## WHAT TO DO
Repeat the whole of the data, keeping every detail the same.

((

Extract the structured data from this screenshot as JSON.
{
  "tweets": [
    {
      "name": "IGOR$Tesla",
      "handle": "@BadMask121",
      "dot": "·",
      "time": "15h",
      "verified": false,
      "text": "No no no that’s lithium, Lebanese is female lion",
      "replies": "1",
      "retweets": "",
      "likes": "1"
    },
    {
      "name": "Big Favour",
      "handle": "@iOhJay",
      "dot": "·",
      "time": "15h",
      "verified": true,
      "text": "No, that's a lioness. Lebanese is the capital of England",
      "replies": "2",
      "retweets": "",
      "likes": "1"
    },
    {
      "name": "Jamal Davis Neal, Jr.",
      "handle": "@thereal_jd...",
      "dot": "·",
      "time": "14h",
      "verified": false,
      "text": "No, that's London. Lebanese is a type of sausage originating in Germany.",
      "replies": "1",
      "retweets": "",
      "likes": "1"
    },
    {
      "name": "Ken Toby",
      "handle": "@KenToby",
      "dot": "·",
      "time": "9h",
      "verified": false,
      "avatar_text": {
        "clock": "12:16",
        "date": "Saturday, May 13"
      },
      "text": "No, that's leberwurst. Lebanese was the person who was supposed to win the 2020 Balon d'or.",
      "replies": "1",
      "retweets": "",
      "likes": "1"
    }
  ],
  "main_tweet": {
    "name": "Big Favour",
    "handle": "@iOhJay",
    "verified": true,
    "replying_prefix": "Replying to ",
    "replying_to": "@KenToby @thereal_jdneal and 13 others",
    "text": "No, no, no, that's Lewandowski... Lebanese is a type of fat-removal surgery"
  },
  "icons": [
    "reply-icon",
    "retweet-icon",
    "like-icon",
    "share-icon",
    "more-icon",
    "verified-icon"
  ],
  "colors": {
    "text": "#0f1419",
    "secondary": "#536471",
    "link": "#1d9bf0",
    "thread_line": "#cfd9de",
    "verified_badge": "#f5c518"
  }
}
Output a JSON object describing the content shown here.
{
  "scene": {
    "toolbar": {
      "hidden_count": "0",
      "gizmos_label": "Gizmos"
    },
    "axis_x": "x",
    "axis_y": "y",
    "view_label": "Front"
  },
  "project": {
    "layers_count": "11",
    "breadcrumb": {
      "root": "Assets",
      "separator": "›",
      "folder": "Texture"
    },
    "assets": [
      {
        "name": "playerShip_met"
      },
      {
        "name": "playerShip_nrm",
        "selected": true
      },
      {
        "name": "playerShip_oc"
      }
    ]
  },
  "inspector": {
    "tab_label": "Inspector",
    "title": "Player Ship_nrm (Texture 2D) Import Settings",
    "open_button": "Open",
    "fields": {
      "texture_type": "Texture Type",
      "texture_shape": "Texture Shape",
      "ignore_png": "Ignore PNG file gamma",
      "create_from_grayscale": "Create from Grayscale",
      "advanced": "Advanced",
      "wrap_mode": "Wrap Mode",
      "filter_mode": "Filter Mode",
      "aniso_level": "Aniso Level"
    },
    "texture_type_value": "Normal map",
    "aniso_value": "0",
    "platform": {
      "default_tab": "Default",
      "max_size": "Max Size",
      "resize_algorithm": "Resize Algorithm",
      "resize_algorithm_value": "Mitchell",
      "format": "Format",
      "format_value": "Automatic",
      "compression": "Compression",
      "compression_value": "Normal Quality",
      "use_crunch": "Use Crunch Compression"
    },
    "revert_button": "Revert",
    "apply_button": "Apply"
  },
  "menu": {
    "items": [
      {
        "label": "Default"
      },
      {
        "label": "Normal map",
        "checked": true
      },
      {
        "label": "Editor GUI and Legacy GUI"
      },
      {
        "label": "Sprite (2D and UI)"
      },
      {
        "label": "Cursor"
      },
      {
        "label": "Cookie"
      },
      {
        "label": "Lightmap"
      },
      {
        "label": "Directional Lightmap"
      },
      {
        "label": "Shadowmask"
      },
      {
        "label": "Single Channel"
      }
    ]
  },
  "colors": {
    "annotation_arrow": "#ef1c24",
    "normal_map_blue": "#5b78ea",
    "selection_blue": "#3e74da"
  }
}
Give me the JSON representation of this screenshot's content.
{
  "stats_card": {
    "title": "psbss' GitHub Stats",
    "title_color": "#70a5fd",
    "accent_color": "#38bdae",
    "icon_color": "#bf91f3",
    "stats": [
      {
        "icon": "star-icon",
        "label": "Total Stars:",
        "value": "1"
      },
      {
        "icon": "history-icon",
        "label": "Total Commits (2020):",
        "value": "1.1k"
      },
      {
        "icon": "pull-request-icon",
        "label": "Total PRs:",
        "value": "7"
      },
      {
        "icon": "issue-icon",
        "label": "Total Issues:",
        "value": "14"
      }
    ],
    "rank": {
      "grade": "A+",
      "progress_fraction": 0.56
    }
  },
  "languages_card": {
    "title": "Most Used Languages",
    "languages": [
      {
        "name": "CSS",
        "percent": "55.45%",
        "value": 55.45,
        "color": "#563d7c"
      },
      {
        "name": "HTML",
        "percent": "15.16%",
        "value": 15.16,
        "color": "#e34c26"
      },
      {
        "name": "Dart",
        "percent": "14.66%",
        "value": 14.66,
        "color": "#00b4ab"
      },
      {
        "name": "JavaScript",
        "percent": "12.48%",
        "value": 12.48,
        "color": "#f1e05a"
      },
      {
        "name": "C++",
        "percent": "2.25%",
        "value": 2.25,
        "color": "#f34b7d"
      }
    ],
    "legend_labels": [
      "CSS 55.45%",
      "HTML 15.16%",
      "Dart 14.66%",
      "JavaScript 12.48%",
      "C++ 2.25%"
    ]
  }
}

))

## SOLUTION TO THE EXERCISE
Extract the structured data from this screenshot as JSON.
{
  "tweets": [
    {
      "name": "IGOR$Tesla",
      "handle": "@BadMask121",
      "dot": "·",
      "time": "15h",
      "verified": false,
      "text": "No no no that’s lithium, Lebanese is female lion",
      "replies": "1",
      "retweets": "",
      "likes": "1"
    },
    {
      "name": "Big Favour",
      "handle": "@iOhJay",
      "dot": "·",
      "time": "15h",
      "verified": true,
      "text": "No, that's a lioness. Lebanese is the capital of England",
      "replies": "2",
      "retweets": "",
      "likes": "1"
    },
    {
      "name": "Jamal Davis Neal, Jr.",
      "handle": "@thereal_jd...",
      "dot": "·",
      "time": "14h",
      "verified": false,
      "text": "No, that's London. Lebanese is a type of sausage originating in Germany.",
      "replies": "1",
      "retweets": "",
      "likes": "1"
    },
    {
      "name": "Ken Toby",
      "handle": "@KenToby",
      "dot": "·",
      "time": "9h",
      "verified": false,
      "avatar_text": {
        "clock": "12:16",
        "date": "Saturday, May 13"
      },
      "text": "No, that's leberwurst. Lebanese was the person who was supposed to win the 2020 Balon d'or.",
      "replies": "1",
      "retweets": "",
      "likes": "1"
    }
  ],
  "main_tweet": {
    "name": "Big Favour",
    "handle": "@iOhJay",
    "verified": true,
    "replying_prefix": "Replying to ",
    "replying_to": "@KenToby @thereal_jdneal and 13 others",
    "text": "No, no, no, that's Lewandowski... Lebanese is a type of fat-removal surgery"
  },
  "icons": [
    "reply-icon",
    "retweet-icon",
    "like-icon",
    "share-icon",
    "more-icon",
    "verified-icon"
  ],
  "colors": {
    "text": "#0f1419",
    "secondary": "#536471",
    "link": "#1d9bf0",
    "thread_line": "#cfd9de",
    "verified_badge": "#f5c518"
  }
}
Output a JSON object describing the content shown here.
{
  "scene": {
    "toolbar": {
      "hidden_count": "0",
      "gizmos_label": "Gizmos"
    },
    "axis_x": "x",
    "axis_y": "y",
    "view_label": "Front"
  },
  "project": {
    "layers_count": "11",
    "breadcrumb": {
      "root": "Assets",
      "separator": "›",
      "folder": "Texture"
    },
    "assets": [
      {
        "name": "playerShip_met"
      },
      {
        "name": "playerShip_nrm",
        "selected": true
      },
      {
        "name": "playerShip_oc"
      }
    ]
  },
  "inspector": {
    "tab_label": "Inspector",
    "title": "Player Ship_nrm (Texture 2D) Import Settings",
    "open_button": "Open",
    "fields": {
      "texture_type": "Texture Type",
      "texture_shape": "Texture Shape",
      "ignore_png": "Ignore PNG file gamma",
      "create_from_grayscale": "Create from Grayscale",
      "advanced": "Advanced",
      "wrap_mode": "Wrap Mode",
      "filter_mode": "Filter Mode",
      "aniso_level": "Aniso Level"
    },
    "texture_type_value": "Normal map",
    "aniso_value": "0",
    "platform": {
      "default_tab": "Default",
      "max_size": "Max Size",
      "resize_algorithm": "Resize Algorithm",
      "resize_algorithm_value": "Mitchell",
      "format": "Format",
      "format_value": "Automatic",
      "compression": "Compression",
      "compression_value": "Normal Quality",
      "use_crunch": "Use Crunch Compression"
    },
    "revert_button": "Revert",
    "apply_button": "Apply"
  },
  "menu": {
    "items": [
      {
        "label": "Default"
      },
      {
        "label": "Normal map",
        "checked": true
      },
      {
        "label": "Editor GUI and Legacy GUI"
      },
      {
        "label": "Sprite (2D and UI)"
      },
      {
        "label": "Cursor"
      },
      {
        "label": "Cookie"
      },
      {
        "label": "Lightmap"
      },
      {
        "label": "Directional Lightmap"
      },
      {
        "label": "Shadowmask"
      },
      {
        "label": "Single Channel"
      }
    ]
  },
  "colors": {
    "annotation_arrow": "#ef1c24",
    "normal_map_blue": "#5b78ea",
    "selection_blue": "#3e74da"
  }
}
Give me the JSON representation of this screenshot's content.
{
  "stats_card": {
    "title": "psbss' GitHub Stats",
    "title_color": "#70a5fd",
    "accent_color": "#38bdae",
    "icon_color": "#bf91f3",
    "stats": [
      {
        "icon": "star-icon",
        "label": "Total Stars:",
        "value": "1"
      },
      {
        "icon": "history-icon",
        "label": "Total Commits (2020):",
        "value": "1.1k"
      },
      {
        "icon": "pull-request-icon",
        "label": "Total PRs:",
        "value": "7"
      },
      {
        "icon": "issue-icon",
        "label": "Total Issues:",
        "value": "14"
      }
    ],
    "rank": {
      "grade": "A+",
      "progress_fraction": 0.56
    }
  },
  "languages_card": {
    "title": "Most Used Languages",
    "languages": [
      {
        "name": "CSS",
        "percent": "55.45%",
        "value": 55.45,
        "color": "#563d7c"
      },
      {
        "name": "HTML",
        "percent": "15.16%",
        "value": 15.16,
        "color": "#e34c26"
      },
      {
        "name": "Dart",
        "percent": "14.66%",
        "value": 14.66,
        "color": "#00b4ab"
      },
      {
        "name": "JavaScript",
        "percent": "12.48%",
        "value": 12.48,
        "color": "#f1e05a"
      },
      {
        "name": "C++",
        "percent": "2.25%",
        "value": 2.25,
        "color": "#f34b7d"
      }
    ],
    "legend_labels": [
      "CSS 55.45%",
      "HTML 15.16%",
      "Dart 14.66%",
      "JavaScript 12.48%",
      "C++ 2.25%"
    ]
  }
}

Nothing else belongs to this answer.